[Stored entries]
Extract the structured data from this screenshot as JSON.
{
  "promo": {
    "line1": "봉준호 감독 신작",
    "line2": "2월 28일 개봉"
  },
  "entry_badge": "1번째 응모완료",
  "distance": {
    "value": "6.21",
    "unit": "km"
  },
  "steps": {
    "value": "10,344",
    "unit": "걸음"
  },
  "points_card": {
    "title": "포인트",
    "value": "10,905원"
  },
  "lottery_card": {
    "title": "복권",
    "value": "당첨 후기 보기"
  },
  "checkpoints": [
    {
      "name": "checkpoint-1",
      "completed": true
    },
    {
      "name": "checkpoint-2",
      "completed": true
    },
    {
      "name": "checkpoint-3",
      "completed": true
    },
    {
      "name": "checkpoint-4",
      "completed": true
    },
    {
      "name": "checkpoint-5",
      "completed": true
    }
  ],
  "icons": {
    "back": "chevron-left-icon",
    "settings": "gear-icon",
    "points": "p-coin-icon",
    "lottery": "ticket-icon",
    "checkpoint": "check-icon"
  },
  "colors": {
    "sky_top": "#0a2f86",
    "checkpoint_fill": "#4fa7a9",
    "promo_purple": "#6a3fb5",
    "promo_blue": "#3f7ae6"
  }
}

Direction: All lines that include "value" are to be gathered and copied.

Finished answer:
    "value": "6.21",
    "value": "10,344",
    "value": "10,905원"
    "value": "당첨 후기 보기"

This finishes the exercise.